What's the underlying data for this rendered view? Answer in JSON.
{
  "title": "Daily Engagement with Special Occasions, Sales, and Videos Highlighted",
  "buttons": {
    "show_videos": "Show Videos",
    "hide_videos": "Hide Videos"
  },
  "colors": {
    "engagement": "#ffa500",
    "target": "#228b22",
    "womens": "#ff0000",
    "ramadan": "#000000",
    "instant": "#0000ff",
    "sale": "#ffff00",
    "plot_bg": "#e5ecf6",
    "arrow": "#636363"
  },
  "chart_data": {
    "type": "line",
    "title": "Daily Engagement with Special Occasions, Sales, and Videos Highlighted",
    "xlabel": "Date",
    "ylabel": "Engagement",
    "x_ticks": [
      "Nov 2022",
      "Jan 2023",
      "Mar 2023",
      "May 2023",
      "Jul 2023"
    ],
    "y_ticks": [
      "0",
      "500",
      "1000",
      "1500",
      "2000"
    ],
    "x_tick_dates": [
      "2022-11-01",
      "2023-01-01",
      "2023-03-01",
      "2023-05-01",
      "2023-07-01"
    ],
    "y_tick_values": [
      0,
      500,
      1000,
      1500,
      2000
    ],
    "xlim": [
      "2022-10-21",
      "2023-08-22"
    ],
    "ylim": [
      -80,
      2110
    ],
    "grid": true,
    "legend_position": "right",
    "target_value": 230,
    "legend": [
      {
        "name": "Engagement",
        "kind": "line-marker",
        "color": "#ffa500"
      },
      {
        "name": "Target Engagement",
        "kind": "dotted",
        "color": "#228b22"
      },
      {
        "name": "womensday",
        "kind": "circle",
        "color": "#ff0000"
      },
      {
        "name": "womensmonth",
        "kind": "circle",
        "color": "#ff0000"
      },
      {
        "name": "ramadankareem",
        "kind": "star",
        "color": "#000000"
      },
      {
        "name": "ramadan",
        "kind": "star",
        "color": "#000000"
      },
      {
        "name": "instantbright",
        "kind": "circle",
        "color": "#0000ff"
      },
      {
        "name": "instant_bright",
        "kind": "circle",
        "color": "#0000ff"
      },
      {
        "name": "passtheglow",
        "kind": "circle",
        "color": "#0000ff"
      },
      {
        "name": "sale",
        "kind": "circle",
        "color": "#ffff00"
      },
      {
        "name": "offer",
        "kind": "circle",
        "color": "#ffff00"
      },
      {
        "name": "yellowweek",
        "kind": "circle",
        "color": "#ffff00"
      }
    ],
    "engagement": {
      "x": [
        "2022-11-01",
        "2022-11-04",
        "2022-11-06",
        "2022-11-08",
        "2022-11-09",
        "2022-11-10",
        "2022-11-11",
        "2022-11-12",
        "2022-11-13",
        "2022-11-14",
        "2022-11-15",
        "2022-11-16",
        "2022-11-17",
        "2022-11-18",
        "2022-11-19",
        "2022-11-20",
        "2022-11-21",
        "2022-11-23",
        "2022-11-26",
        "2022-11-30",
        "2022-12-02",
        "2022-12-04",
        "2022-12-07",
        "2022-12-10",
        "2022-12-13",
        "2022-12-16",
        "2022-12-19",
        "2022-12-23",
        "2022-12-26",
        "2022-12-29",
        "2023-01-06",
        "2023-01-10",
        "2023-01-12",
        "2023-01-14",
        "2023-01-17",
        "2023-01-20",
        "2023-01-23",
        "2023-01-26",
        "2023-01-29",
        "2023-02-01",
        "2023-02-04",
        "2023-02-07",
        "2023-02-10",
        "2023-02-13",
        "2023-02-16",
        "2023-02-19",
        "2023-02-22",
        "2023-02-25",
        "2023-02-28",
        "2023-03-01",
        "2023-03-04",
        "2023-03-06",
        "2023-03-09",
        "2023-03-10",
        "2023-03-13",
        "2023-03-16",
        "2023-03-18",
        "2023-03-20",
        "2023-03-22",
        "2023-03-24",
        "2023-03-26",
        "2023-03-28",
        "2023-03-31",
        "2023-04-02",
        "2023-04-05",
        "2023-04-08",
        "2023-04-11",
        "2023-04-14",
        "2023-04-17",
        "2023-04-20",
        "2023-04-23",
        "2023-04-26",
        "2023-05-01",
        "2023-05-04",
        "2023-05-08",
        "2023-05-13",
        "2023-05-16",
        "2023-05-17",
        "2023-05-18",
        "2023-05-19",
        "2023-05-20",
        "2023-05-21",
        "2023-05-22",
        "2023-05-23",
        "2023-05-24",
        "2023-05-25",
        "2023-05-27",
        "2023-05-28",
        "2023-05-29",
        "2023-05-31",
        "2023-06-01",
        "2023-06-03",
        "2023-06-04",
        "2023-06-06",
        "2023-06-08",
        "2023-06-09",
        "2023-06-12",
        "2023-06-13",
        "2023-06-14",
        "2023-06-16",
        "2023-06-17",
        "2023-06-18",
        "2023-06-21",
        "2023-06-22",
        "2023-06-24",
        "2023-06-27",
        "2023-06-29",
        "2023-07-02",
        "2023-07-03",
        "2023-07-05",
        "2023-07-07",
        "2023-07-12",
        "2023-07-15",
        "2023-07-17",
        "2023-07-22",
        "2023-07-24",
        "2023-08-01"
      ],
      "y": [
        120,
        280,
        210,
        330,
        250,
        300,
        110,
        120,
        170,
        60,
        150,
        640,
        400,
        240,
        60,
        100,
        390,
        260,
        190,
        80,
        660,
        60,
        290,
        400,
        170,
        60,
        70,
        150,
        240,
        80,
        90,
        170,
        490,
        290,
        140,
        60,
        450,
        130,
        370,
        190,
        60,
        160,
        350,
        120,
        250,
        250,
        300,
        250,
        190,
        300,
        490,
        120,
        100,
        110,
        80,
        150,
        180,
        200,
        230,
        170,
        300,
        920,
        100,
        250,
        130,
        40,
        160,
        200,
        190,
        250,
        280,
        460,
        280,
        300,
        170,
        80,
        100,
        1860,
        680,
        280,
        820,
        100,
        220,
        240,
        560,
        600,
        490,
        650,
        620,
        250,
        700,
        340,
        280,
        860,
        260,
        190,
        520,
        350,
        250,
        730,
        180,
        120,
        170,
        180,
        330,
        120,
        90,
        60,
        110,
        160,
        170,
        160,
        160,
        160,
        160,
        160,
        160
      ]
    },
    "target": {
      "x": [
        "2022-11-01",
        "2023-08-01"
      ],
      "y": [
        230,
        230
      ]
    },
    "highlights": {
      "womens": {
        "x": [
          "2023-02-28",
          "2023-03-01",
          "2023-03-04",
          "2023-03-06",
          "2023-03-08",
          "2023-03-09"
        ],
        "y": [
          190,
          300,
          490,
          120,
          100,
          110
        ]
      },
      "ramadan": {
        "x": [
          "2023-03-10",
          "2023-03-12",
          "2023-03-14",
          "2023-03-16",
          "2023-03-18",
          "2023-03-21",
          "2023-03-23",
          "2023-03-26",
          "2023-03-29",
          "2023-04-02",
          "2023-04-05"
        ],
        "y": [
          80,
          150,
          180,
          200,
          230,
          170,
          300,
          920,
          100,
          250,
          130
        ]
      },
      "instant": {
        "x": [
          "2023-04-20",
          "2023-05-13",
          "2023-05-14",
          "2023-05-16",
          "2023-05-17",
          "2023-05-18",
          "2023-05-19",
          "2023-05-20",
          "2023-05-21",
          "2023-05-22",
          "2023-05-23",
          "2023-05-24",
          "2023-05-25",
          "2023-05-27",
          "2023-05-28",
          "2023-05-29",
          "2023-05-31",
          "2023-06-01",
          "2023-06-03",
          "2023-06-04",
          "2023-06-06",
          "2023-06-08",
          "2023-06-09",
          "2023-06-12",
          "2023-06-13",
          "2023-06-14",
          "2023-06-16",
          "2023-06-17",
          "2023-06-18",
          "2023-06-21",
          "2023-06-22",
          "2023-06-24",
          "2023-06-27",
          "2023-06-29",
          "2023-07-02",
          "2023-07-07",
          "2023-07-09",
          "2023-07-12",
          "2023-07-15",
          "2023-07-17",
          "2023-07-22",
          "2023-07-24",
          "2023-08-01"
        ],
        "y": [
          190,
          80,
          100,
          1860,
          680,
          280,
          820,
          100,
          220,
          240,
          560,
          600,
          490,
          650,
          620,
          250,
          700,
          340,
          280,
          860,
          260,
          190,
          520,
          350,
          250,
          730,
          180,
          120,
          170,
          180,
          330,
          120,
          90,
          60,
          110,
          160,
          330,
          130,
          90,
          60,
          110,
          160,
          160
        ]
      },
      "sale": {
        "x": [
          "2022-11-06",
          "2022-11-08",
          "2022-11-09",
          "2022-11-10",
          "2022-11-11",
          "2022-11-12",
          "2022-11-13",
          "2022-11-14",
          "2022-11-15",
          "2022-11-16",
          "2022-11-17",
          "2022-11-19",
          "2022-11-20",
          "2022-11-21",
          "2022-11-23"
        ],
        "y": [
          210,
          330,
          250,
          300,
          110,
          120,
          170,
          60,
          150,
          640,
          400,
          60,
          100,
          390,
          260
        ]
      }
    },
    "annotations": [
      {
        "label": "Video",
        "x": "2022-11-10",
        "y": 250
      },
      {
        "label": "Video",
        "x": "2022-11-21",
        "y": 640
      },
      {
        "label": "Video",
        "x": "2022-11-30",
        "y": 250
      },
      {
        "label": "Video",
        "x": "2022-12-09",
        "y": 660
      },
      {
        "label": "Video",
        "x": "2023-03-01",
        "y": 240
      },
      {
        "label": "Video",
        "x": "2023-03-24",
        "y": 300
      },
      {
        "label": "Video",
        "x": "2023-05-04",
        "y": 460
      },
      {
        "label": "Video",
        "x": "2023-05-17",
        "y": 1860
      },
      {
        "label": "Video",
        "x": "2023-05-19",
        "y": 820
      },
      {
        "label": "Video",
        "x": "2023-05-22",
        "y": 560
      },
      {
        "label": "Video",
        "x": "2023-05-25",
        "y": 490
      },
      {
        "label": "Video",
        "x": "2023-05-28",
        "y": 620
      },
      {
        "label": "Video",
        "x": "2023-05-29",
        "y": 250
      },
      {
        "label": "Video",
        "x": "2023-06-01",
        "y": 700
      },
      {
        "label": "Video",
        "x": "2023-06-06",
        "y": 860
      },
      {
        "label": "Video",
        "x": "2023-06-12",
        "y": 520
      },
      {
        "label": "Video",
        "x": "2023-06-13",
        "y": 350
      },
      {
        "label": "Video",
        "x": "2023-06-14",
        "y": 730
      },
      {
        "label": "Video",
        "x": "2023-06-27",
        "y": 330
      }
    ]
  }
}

++++++++

• [Do this] Return each full line of the entries that contains the word "Sales".

• [Exercise solution]
  "title": "Daily Engagement with Special Occasions, Sales, and Videos Highlighted",
    "title": "Daily Engagement with Special Occasions, Sales, and Videos Highlighted",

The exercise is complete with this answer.